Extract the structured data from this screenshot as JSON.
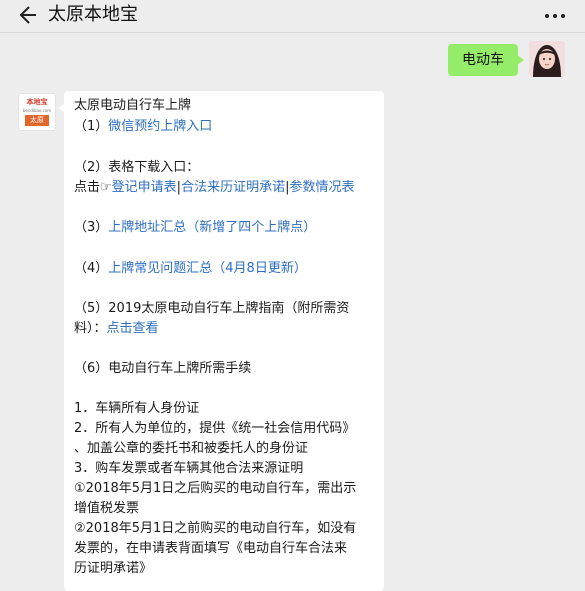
{
  "header": {
    "back_icon": "back-arrow-icon",
    "title": "太原本地宝",
    "more_icon": "more-dots-icon"
  },
  "user_message": {
    "text": "电动车",
    "bubble_color": "#95ec69"
  },
  "bot_avatar": {
    "logo_top": "本地宝",
    "logo_mid": "bendibao.com",
    "logo_city": "太原"
  },
  "reply": {
    "heading": "太原电动自行车上牌",
    "item1_prefix": "（1）",
    "item1_link": "微信预约上牌入口",
    "item2_text": "（2）表格下载入口：",
    "item2_click_prefix": "点击☞",
    "item2_link1": "登记申请表",
    "item2_sep1": "|",
    "item2_link2": "合法来历证明承诺",
    "item2_sep2": "|",
    "item2_link3": "参数情况表",
    "item3_prefix": "（3）",
    "item3_link": "上牌地址汇总（新增了四个上牌点）",
    "item4_prefix": "（4）",
    "item4_link": "上牌常见问题汇总（4月8日更新）",
    "item5_line1": "（5）2019太原电动自行车上牌指南（附所需资",
    "item5_line2_prefix": "料）：",
    "item5_link": "点击查看",
    "item6_text": "（6）电动自行车上牌所需手续",
    "req1": "1．车辆所有人身份证",
    "req2_line1": "2．所有人为单位的，提供《统一社会信用代码》",
    "req2_line2": "、加盖公章的委托书和被委托人的身份证",
    "req3": "3．购车发票或者车辆其他合法来源证明",
    "req3a_line1": "①2018年5月1日之后购买的电动自行车，需出示",
    "req3a_line2": "增值税发票",
    "req3b_line1": "②2018年5月1日之前购买的电动自行车，如没有",
    "req3b_line2": "发票的，在申请表背面填写《电动自行车合法来",
    "req3b_line3": "历证明承诺》",
    "link_color": "#2e6fc2"
  }
}
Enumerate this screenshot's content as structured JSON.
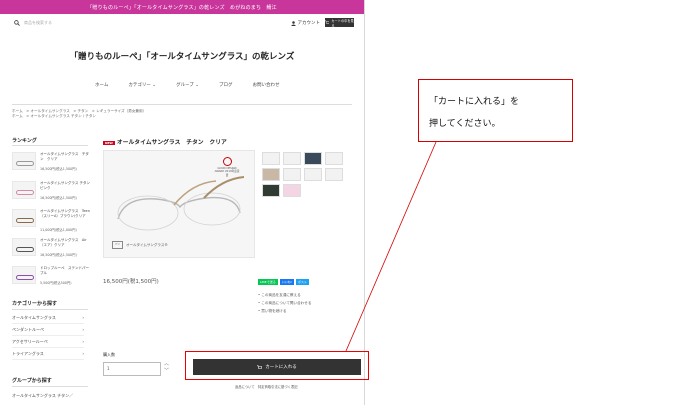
{
  "topbar": {
    "text": "「贈りものルーペ」「オールタイムサングラス」の乾レンズ　めがねのまち　鯖江"
  },
  "header": {
    "search_placeholder": "商品を検索する",
    "account_label": "アカウント",
    "cart_label": "カートの中を見る"
  },
  "site_title": "「贈りものルーペ」「オールタイムサングラス」の乾レンズ",
  "nav": [
    {
      "label": "ホーム"
    },
    {
      "label": "カテゴリー ⌄"
    },
    {
      "label": "グループ ⌄"
    },
    {
      "label": "ブログ"
    },
    {
      "label": "お問い合わせ"
    }
  ],
  "breadcrumb": {
    "line1": "ホーム　>  オールタイムサングラス　>  チタン　>  レギュラーサイズ（男女兼用）",
    "line2": "ホーム　>  オールタイムサングラス チタン / チタン"
  },
  "sidebar": {
    "ranking_title": "ランキング",
    "ranking": [
      {
        "name": "オールタイムサングラス　チタン　クリア",
        "price": "16,500円(税込1,500円)"
      },
      {
        "name": "オールタイムサングラス チタン　ピンク",
        "price": "16,500円(税込1,500円)"
      },
      {
        "name": "オールタイムサングラス　Teen（スリーA）ブラウン/クリア",
        "price": "11,000円(税込1,000円)"
      },
      {
        "name": "オールタイムサングラス　Air（エア）クリア",
        "price": "16,500円(税込1,500円)"
      },
      {
        "name": "ドロップルーペ　ステンドパープル",
        "price": "5,500円(税込500円)"
      }
    ],
    "category_title": "カテゴリーから探す",
    "categories": [
      {
        "label": "オールタイムサングラス"
      },
      {
        "label": "ペンダントルーペ"
      },
      {
        "label": "アクセサリールーペ"
      },
      {
        "label": "トライアングラス"
      }
    ],
    "group_title": "グループから探す",
    "groups": [
      {
        "label": "オールタイムサングラス チタン／"
      }
    ]
  },
  "product": {
    "badge": "NEW",
    "title": "オールタイムサングラス　チタン　クリア",
    "image_caption": "オールタイムサングラス®",
    "award": "GOOD DESIGN AWARD 2019年度受賞",
    "price": "16,500円(税1,500円)",
    "share": [
      {
        "label": "LINEで送る",
        "color": "#06c755"
      },
      {
        "label": "いいね!",
        "color": "#1877f2"
      },
      {
        "label": "ポスト",
        "color": "#1da1f2"
      }
    ],
    "links": [
      {
        "label": "この商品を友達に教える"
      },
      {
        "label": "この商品について問い合わせる"
      },
      {
        "label": "買い物を続ける"
      }
    ],
    "qty_label": "購入数",
    "qty_value": "1",
    "buy_label": "カートに入れる",
    "footnote": "返品について　特定商取引法に基づく表記"
  },
  "callout": {
    "line1": "「カートに入れる」を",
    "line2": "押してください。"
  },
  "colors": {
    "brand": "#c8369c",
    "highlight": "#e00000",
    "button": "#333333"
  }
}
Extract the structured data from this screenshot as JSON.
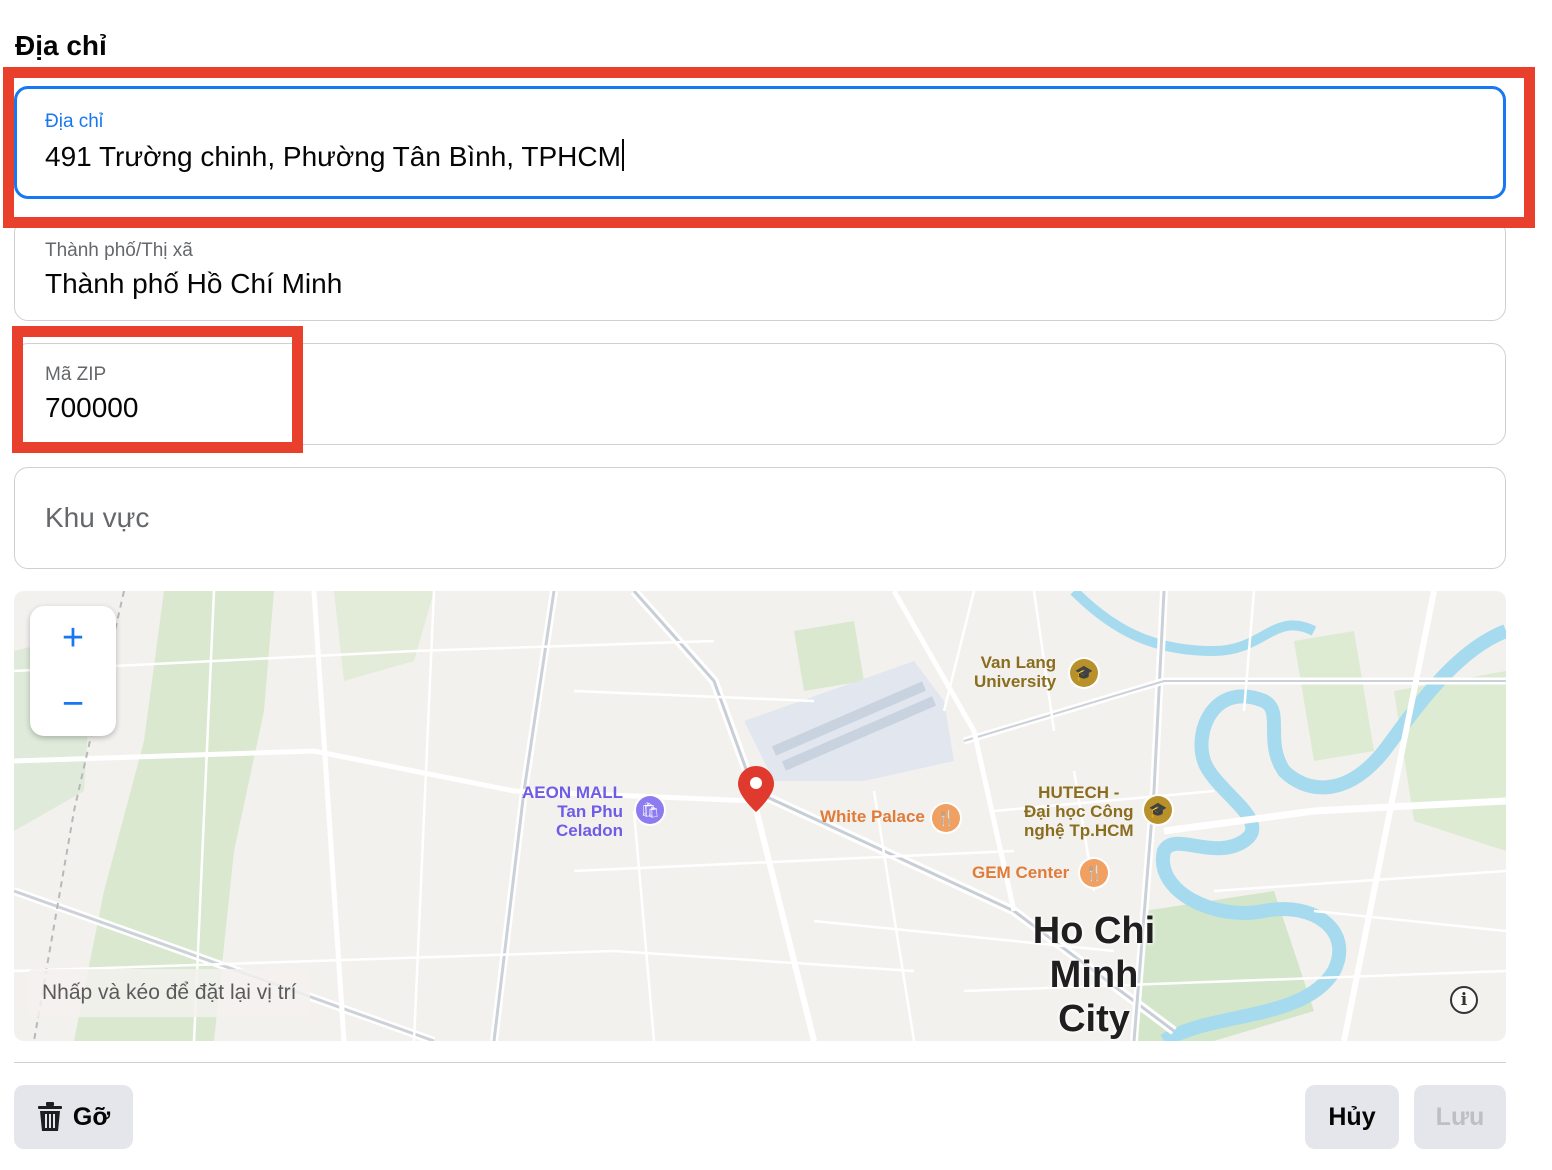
{
  "section_title": "Địa chỉ",
  "address_field": {
    "label": "Địa chỉ",
    "value": "491 Trường chinh, Phường Tân Bình, TPHCM"
  },
  "city_field": {
    "label": "Thành phố/Thị xã",
    "value": "Thành phố Hồ Chí Minh"
  },
  "zip_field": {
    "label": "Mã ZIP",
    "value": "700000"
  },
  "region_field": {
    "placeholder": "Khu vực"
  },
  "map": {
    "zoom_in": "+",
    "zoom_out": "−",
    "hint": "Nhấp và kéo để đặt lại vị trí",
    "info": "i",
    "city_name_line1": "Ho Chi",
    "city_name_line2": "Minh City",
    "pois": [
      {
        "name": "Van Lang University",
        "line1": "Van Lang",
        "line2": "University",
        "color": "#8a6d1f",
        "icon": "school-icon"
      },
      {
        "name": "AEON MALL Tan Phu Celadon",
        "line1": "AEON MALL",
        "line2": "Tan Phu",
        "line3": "Celadon",
        "color": "#6e5ce6",
        "icon": "shopping-icon"
      },
      {
        "name": "White Palace",
        "line1": "White Palace",
        "color": "#e07b39",
        "icon": "restaurant-icon"
      },
      {
        "name": "HUTECH - Đại học Công nghệ Tp.HCM",
        "line1": "HUTECH -",
        "line2": "Đại học Công",
        "line3": "nghệ Tp.HCM",
        "color": "#8a6d1f",
        "icon": "school-icon"
      },
      {
        "name": "GEM Center",
        "line1": "GEM Center",
        "color": "#e07b39",
        "icon": "restaurant-icon"
      }
    ]
  },
  "buttons": {
    "remove": "Gỡ",
    "cancel": "Hủy",
    "save": "Lưu"
  },
  "colors": {
    "highlight": "#e8402d",
    "focus": "#1877f2",
    "pin": "#e03a2e"
  }
}
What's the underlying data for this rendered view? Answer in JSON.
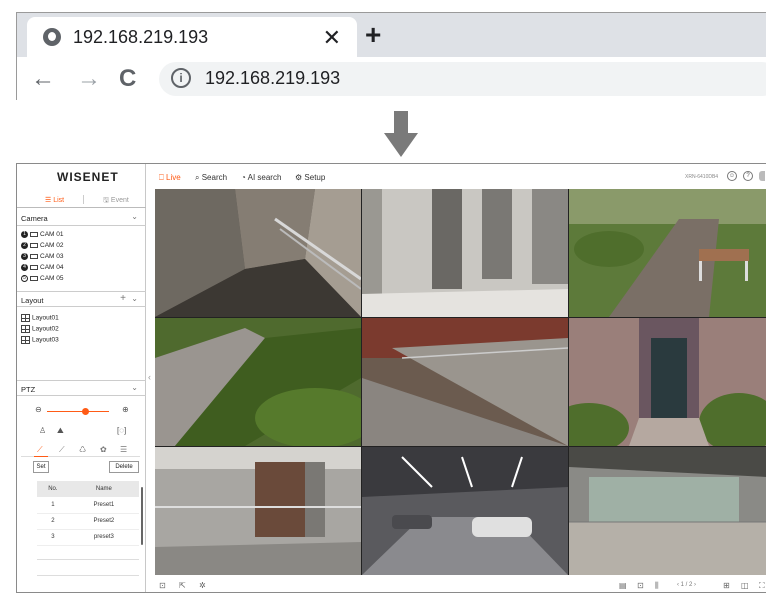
{
  "browser": {
    "tab_title": "192.168.219.193",
    "close_glyph": "✕",
    "new_tab_glyph": "+",
    "back_glyph": "←",
    "forward_glyph": "→",
    "reload_glyph": "C",
    "info_glyph": "i",
    "url": "192.168.219.193"
  },
  "app": {
    "logo": "WISENET",
    "sidebar": {
      "tab_list": "☰ List",
      "tab_event": "🖫 Event",
      "camera_header": "Camera",
      "cameras": [
        {
          "num": "1",
          "label": "CAM 01"
        },
        {
          "num": "2",
          "label": "CAM 02"
        },
        {
          "num": "3",
          "label": "CAM 03"
        },
        {
          "num": "4",
          "label": "CAM 04"
        },
        {
          "num": "5",
          "label": "CAM 05"
        }
      ],
      "layout_header": "Layout",
      "layouts": [
        "Layout01",
        "Layout02",
        "Layout03"
      ],
      "ptz_header": "PTZ",
      "set_label": "Set",
      "delete_label": "Delete",
      "preset_columns": [
        "No.",
        "Name"
      ],
      "presets": [
        {
          "no": "1",
          "name": "Preset1"
        },
        {
          "no": "2",
          "name": "Preset2"
        },
        {
          "no": "3",
          "name": "preset3"
        }
      ]
    },
    "menu": {
      "live": "Live",
      "search": "Search",
      "ai_search": "AI search",
      "setup": "Setup",
      "model": "XRN-6410DB4"
    },
    "pager": "‹ 1 / 2 ›",
    "colors": {
      "accent": "#ff5b16"
    }
  }
}
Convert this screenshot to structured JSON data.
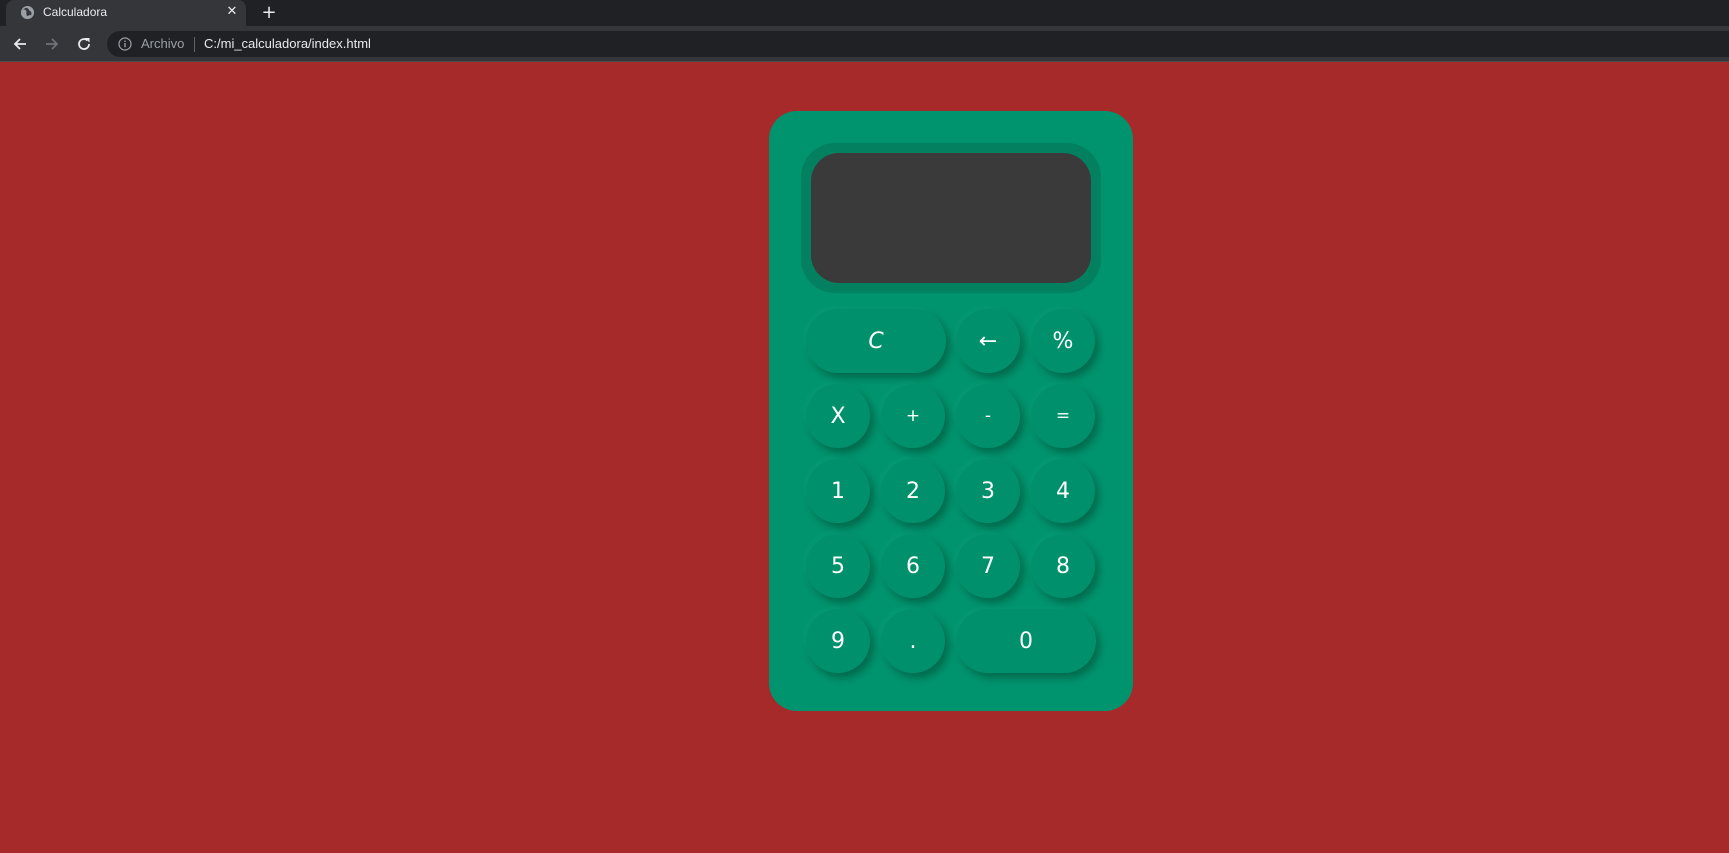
───
Exercise instructions: In the entries above, find each line with the word "の乾レンズ" and show it.

Output of the exercise:
    "text": "「贈りものルーペ」「オールタイムサングラス」の乾レンズ　めがねのまち　鯖江"
  "site_title": "「贈りものルーペ」「オールタイムサングラス」の乾レンズ",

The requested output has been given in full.